Assigned task 1:
Answer these questions from the questionnaire validation abstract:
(a) Against what was the self-administered GPAQ validated?
(b) Which accelerometer did participants wear, and for how many days?
(c) How was the Italian-speaking sample recruited?
Assigned task 2:
Can you continue the questionnaire validation abstract from where it stops?

Excerpt to read:

•••

Validation of the Global Physical Activity Questionnaire for self-administration in a European context
Abstract
Background/aim
Little is known about the measurement properties of the self-administered Global Physical Activity Questionnaire (GPAQ) in Europe. The aim was to validate the self-administered GPAQ against accelerometry in Switzerland in German, French and Italian.
Methods
Participants of this cross-sectional study were recruited among members of the Swiss Food Panel (German-speaking and French-speaking samples) and as a convenience sample (Italian-speaking sample). They completed the GPAQ and wore an Actigraph GT3X+ accelerometer during 7 days in 2014/2015. GPAQ and accelerometer data on total physical activity and different intensities, as well as sitting time, were compared using Spearman correlations and Bland-Altman plots.

•••

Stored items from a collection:
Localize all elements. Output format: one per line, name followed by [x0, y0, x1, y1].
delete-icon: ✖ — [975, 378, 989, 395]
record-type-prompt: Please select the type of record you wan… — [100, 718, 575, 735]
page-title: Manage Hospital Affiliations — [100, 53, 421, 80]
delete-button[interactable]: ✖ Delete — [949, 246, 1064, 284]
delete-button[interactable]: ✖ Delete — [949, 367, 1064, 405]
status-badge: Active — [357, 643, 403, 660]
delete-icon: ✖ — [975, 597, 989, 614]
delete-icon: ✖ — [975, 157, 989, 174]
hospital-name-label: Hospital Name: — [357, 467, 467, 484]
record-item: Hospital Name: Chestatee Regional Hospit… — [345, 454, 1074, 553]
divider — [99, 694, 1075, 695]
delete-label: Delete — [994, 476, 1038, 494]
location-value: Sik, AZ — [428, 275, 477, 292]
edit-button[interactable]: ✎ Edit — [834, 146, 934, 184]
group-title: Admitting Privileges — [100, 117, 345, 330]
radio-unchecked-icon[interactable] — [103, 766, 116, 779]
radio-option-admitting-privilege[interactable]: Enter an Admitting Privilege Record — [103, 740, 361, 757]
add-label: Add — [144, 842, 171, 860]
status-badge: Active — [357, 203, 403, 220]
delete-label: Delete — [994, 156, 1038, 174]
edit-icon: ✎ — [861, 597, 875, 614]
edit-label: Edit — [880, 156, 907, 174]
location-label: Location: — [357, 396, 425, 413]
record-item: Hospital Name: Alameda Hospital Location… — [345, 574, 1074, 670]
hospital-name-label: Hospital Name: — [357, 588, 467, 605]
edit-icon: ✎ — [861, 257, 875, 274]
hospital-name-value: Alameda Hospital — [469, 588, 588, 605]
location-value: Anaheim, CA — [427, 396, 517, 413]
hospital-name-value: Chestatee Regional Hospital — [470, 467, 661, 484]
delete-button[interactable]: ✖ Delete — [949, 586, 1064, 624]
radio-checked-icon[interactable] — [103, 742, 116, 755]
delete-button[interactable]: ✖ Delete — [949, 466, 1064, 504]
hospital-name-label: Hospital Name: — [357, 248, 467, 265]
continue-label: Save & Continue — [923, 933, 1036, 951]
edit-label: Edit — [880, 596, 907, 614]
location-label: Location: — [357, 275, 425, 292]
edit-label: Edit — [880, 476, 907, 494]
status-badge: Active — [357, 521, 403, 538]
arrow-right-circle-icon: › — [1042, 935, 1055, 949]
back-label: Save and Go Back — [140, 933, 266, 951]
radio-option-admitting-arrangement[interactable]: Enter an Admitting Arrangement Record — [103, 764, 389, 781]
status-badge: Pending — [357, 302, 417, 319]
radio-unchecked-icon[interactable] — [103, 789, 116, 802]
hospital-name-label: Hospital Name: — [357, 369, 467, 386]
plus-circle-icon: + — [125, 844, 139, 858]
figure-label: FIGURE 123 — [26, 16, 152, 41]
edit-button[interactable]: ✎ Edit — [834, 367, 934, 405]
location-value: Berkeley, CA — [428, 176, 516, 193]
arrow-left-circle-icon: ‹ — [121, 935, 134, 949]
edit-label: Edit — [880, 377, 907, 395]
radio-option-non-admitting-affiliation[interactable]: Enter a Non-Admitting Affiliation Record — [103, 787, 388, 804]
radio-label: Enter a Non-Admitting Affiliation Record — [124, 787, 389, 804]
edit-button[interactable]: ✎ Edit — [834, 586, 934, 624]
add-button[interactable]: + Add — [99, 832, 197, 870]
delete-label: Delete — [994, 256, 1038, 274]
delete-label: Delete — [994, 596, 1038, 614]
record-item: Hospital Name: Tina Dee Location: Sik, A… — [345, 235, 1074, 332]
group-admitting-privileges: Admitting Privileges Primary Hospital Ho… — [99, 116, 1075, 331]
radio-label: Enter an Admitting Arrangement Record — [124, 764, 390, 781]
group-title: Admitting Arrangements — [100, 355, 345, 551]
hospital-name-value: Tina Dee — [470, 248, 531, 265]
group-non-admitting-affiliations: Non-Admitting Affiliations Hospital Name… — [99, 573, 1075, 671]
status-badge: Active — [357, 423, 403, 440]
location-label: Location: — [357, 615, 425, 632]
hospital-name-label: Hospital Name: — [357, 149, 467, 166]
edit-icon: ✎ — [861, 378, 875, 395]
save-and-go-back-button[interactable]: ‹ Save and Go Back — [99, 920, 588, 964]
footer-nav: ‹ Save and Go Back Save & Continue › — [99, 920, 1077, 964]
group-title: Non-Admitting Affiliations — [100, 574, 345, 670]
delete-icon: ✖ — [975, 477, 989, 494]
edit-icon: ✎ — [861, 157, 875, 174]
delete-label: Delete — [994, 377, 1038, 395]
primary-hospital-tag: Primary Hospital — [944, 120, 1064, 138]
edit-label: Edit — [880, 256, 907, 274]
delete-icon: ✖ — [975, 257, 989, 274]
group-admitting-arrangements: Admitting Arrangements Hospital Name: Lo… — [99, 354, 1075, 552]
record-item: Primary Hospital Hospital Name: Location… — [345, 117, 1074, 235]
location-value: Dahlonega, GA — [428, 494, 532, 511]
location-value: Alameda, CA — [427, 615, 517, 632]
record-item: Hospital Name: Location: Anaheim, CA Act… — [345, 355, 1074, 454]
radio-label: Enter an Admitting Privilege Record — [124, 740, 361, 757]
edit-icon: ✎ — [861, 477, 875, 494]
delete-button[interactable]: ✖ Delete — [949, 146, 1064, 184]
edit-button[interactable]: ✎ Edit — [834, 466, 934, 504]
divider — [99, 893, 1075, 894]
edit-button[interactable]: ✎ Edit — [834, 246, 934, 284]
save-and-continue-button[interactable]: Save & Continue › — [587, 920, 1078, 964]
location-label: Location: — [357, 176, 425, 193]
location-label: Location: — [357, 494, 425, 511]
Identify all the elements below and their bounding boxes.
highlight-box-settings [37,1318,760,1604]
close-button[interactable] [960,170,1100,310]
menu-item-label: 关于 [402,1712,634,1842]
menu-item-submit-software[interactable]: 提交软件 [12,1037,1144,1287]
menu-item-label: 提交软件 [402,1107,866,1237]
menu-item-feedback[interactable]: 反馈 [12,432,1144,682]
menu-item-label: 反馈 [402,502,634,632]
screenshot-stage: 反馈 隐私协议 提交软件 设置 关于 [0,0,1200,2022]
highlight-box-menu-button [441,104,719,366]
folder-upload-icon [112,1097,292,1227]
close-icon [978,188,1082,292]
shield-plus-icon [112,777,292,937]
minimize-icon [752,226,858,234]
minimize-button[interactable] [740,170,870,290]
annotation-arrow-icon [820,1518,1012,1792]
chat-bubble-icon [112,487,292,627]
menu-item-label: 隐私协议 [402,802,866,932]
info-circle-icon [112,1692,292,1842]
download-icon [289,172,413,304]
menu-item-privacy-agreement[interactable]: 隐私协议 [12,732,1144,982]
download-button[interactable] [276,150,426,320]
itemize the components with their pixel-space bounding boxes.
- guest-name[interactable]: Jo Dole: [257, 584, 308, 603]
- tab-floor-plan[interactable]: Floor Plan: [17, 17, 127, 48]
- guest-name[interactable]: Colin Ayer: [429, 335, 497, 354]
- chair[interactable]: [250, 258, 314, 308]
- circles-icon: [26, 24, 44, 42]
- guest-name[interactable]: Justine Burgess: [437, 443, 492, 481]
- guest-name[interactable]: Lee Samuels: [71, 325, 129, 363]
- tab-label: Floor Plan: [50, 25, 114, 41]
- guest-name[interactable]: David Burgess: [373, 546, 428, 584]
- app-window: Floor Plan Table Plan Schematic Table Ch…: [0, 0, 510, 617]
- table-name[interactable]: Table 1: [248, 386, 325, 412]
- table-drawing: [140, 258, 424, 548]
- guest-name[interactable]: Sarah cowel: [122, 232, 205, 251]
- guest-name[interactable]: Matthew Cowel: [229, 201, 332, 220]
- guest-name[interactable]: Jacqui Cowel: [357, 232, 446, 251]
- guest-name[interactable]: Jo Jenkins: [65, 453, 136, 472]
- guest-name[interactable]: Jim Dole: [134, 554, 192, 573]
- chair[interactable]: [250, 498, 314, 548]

•••

Answer 1:
(a) Accelerometry
(b) An Actigraph GT3X+, for 7 days
(c) As a convenience sample

Answer 2:
Results
Complete data were available for 354 participants (50.6% women, mean age: 47.0 years) on physical activity, and for 366 on sitting time. Correlations were highest for vigorous physical activity (r=0.46) and sitting time (r=0.47). A significant sex difference was apparent for vigorous physical activity (men: r=0.35 vs women: r=0.55; p=0.02). Some age differences were present especially for total physical activity, with the lowest correlations found for those aged 60+ years. The correlation for sitting time was significantly higher in the youngest age group (r=0.61) compared with the middle (r=0.38, p=0.01) and the oldest age groups (r=0.37, p=0.03). Total physical activity was 2.8 times higher according to the GPAQ than to accelerometer data.
Conclusions
The self-administered version of the GPAQ showed fair-to-moderate validity in the three languages tested, both for men and women and individuals aged ≤60 years. For older individuals, a careful interpretation of total physical activity is required.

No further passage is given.